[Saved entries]
--------

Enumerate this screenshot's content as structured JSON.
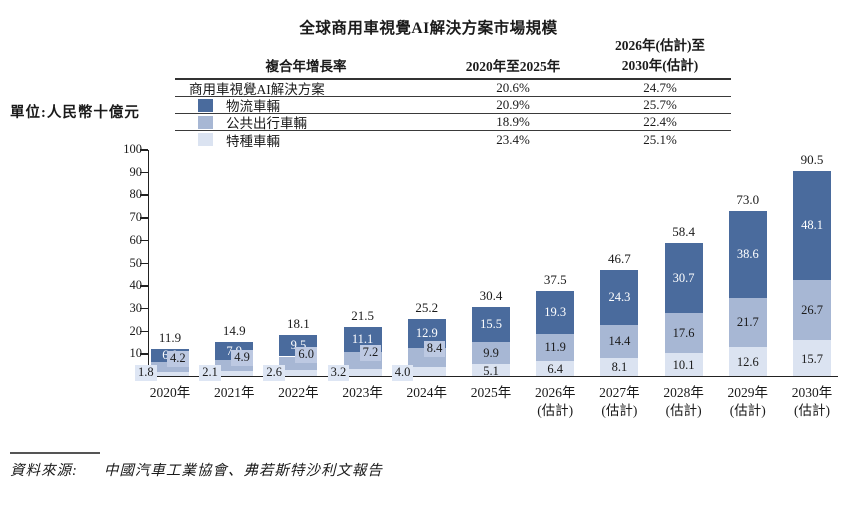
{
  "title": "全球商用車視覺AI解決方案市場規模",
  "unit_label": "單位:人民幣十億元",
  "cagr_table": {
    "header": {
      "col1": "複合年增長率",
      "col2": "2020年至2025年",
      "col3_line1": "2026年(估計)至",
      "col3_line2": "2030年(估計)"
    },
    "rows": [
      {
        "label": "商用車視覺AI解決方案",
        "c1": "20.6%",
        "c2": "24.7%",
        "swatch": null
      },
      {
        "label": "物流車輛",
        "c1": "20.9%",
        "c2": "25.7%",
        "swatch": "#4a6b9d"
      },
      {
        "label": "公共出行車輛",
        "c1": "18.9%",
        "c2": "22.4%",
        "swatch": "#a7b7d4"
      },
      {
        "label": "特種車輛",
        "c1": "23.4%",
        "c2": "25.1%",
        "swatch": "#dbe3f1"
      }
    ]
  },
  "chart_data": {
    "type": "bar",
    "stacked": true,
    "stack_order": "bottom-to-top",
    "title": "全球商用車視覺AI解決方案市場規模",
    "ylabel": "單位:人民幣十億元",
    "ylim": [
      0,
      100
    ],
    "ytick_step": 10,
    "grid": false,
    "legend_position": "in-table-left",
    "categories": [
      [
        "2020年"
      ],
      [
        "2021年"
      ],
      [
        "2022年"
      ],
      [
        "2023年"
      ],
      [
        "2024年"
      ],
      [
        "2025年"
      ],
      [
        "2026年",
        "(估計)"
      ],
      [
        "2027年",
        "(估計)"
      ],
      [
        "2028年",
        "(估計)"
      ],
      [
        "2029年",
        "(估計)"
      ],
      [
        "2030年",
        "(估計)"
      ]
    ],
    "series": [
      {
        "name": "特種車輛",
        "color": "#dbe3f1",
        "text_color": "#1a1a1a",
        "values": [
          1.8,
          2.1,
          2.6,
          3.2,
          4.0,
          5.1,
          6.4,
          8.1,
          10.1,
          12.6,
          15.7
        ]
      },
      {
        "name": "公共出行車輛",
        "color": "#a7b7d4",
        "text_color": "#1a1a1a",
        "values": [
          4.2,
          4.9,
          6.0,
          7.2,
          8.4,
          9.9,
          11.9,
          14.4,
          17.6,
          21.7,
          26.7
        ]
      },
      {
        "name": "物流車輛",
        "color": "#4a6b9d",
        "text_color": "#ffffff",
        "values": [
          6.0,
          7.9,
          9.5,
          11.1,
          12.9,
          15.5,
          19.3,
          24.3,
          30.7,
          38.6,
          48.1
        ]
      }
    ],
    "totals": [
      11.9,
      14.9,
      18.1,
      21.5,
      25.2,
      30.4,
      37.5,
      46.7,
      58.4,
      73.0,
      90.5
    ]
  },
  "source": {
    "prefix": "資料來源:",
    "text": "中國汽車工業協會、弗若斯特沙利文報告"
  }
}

--------

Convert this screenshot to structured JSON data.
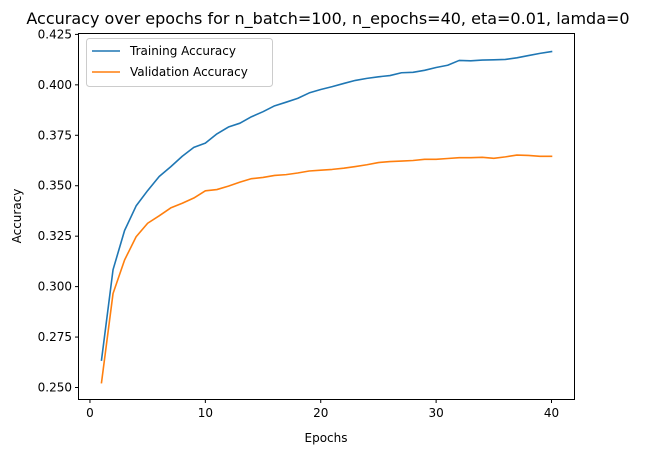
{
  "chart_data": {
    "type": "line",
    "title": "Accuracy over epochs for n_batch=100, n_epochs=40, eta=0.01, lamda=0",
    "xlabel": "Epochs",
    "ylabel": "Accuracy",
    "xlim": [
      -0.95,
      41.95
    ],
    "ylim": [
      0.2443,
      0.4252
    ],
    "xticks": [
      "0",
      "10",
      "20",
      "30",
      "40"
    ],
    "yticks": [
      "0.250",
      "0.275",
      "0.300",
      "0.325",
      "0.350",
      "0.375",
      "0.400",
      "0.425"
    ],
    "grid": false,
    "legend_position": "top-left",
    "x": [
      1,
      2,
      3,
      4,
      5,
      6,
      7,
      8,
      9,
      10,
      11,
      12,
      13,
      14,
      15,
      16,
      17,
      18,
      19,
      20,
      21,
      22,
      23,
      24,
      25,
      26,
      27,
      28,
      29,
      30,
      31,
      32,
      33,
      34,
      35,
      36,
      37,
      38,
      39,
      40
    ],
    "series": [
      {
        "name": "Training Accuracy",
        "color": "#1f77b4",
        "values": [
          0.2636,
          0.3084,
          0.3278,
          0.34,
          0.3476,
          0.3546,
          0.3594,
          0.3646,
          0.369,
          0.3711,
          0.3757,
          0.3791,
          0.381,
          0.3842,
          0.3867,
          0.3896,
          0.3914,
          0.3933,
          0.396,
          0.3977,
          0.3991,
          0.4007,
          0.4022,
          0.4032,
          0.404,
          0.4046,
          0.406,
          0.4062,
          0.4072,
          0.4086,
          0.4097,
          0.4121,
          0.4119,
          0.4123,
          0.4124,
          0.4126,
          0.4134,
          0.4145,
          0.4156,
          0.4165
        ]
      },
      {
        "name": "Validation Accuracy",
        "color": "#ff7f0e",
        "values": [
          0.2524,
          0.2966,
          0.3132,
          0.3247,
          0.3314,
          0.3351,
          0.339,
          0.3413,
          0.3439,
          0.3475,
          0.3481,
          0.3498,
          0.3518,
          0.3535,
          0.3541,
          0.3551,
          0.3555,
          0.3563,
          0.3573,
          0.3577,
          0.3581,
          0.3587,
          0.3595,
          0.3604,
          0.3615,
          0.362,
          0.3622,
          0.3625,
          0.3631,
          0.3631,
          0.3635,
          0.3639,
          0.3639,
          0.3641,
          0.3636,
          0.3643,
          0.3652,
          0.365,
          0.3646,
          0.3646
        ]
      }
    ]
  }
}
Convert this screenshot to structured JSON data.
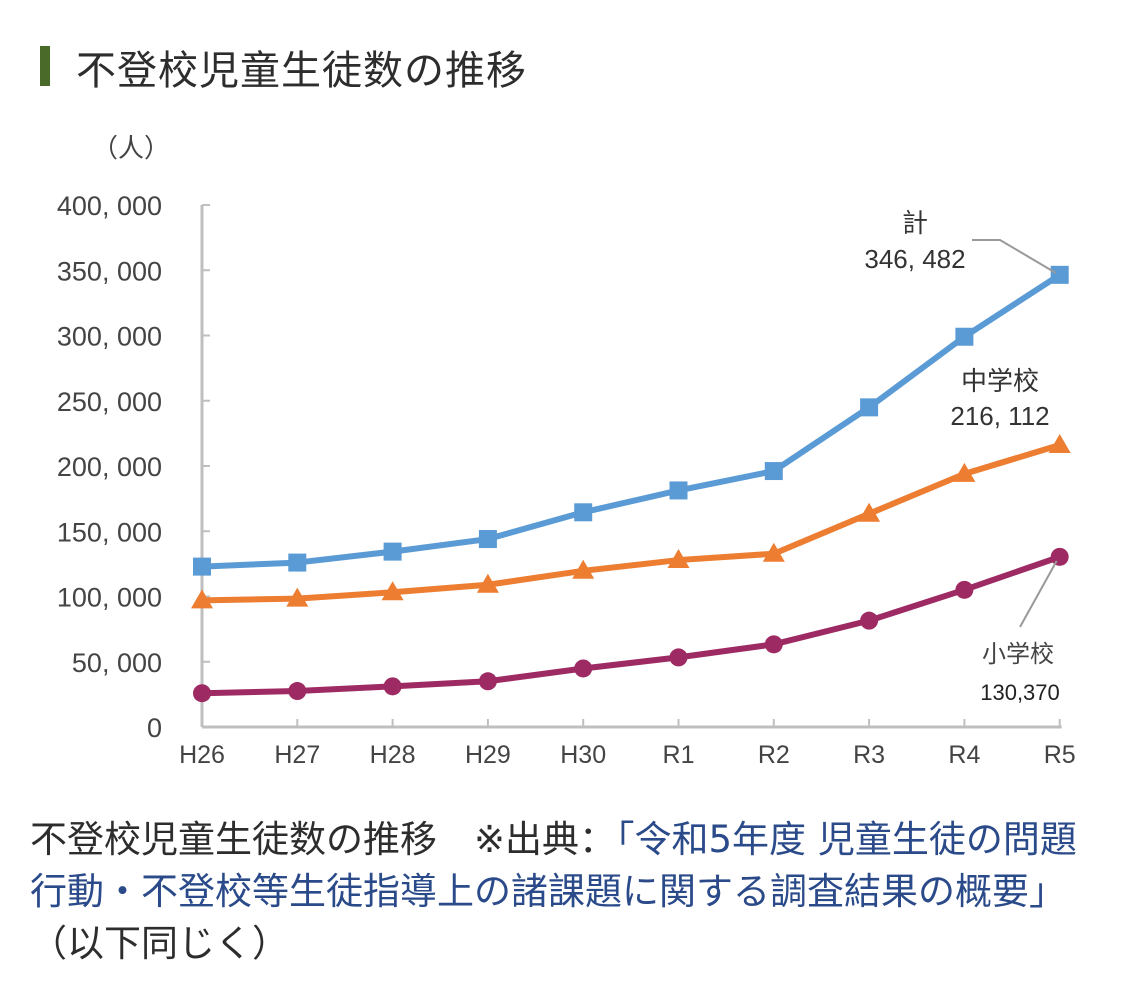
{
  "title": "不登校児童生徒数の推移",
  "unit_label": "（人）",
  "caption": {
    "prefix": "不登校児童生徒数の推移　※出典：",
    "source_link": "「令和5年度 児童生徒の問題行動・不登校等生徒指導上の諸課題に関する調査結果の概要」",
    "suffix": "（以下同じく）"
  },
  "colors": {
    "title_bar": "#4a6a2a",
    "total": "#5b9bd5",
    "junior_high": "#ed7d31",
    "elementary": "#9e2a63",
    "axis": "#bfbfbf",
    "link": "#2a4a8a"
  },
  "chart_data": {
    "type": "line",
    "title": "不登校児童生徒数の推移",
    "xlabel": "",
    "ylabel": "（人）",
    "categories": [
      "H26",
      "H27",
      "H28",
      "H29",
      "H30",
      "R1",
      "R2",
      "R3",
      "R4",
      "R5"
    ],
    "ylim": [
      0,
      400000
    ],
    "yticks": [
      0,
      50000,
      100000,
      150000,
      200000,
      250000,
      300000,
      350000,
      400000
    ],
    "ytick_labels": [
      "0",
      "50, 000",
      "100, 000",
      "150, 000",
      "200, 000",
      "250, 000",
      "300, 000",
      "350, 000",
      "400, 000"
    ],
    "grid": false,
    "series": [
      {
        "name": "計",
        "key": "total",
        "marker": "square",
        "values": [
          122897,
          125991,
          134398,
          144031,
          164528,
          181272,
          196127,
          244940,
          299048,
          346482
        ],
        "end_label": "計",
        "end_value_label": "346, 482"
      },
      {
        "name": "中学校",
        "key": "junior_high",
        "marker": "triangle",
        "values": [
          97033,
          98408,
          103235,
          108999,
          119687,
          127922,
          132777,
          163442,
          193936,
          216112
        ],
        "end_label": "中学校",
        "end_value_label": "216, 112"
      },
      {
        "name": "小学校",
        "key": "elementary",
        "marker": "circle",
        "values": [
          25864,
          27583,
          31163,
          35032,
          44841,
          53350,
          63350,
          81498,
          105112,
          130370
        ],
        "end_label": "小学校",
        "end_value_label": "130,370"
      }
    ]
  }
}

--------

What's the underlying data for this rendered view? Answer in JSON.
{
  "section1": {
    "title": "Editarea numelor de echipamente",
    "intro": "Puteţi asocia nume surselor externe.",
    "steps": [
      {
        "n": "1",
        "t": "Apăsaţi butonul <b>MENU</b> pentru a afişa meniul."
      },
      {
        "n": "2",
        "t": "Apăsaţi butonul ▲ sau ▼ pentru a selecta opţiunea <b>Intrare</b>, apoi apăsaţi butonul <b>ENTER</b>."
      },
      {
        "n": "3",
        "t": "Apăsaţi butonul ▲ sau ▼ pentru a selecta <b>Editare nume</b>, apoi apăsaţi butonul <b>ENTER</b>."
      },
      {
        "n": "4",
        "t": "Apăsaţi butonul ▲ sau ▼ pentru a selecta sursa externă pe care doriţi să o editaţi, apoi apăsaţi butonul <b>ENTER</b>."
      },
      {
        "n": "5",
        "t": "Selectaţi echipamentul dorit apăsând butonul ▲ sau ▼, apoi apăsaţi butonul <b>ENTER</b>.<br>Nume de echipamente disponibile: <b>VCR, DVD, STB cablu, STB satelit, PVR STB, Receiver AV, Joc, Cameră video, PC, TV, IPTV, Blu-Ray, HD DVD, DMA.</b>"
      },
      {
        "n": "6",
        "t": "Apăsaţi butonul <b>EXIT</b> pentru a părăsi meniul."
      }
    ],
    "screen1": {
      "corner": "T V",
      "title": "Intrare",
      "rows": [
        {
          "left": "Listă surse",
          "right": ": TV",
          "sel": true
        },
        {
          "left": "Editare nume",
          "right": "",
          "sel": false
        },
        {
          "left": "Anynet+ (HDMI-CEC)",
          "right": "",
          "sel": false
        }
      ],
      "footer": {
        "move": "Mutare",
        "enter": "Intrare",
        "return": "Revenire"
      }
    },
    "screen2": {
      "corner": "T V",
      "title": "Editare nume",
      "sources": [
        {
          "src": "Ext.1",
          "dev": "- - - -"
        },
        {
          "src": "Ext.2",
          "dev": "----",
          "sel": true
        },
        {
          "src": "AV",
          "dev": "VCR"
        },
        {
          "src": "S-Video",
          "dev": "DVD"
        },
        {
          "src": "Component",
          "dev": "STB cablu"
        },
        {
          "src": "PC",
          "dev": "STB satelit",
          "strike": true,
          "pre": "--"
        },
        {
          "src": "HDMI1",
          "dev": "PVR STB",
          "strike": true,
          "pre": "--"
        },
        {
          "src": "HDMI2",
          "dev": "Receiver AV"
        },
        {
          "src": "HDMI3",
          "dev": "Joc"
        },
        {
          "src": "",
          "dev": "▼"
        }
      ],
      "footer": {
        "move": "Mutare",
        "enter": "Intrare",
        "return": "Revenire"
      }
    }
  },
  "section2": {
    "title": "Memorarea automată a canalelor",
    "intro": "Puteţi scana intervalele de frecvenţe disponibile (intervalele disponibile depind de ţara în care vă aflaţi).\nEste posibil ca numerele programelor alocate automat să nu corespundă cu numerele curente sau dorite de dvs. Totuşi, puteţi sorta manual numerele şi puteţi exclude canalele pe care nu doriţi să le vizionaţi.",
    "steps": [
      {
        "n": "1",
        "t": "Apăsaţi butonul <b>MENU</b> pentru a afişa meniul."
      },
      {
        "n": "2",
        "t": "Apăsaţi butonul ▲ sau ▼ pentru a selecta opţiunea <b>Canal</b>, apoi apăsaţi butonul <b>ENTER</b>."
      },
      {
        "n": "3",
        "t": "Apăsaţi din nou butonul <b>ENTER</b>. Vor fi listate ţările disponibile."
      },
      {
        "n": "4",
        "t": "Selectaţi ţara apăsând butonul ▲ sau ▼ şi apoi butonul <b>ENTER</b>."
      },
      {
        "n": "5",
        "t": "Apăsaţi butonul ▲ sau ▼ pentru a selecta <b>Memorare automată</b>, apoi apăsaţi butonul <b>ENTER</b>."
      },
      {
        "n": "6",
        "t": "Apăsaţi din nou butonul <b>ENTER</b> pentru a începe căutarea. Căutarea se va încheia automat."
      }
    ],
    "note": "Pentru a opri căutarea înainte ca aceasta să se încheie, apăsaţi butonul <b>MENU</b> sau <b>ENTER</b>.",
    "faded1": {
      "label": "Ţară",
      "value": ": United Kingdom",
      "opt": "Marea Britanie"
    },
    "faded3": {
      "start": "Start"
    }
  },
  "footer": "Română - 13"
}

--------

» Your objective
Pull every line containing "Puteţi" from the material above.

» Result
    "intro": "Puteţi asocia nume surselor externe.",
    "intro": "Puteţi scana intervalele de frecvenţe disponibile (intervalele disponibile depind de ţara în care vă aflaţi).\nEste posibil ca numerele programelor alocate automat să nu corespundă cu numerele curente sau dorite de dvs. Totuşi, puteţi sorta manual numerele şi puteţi exclude canalele pe care nu doriţi să le vizionaţi.",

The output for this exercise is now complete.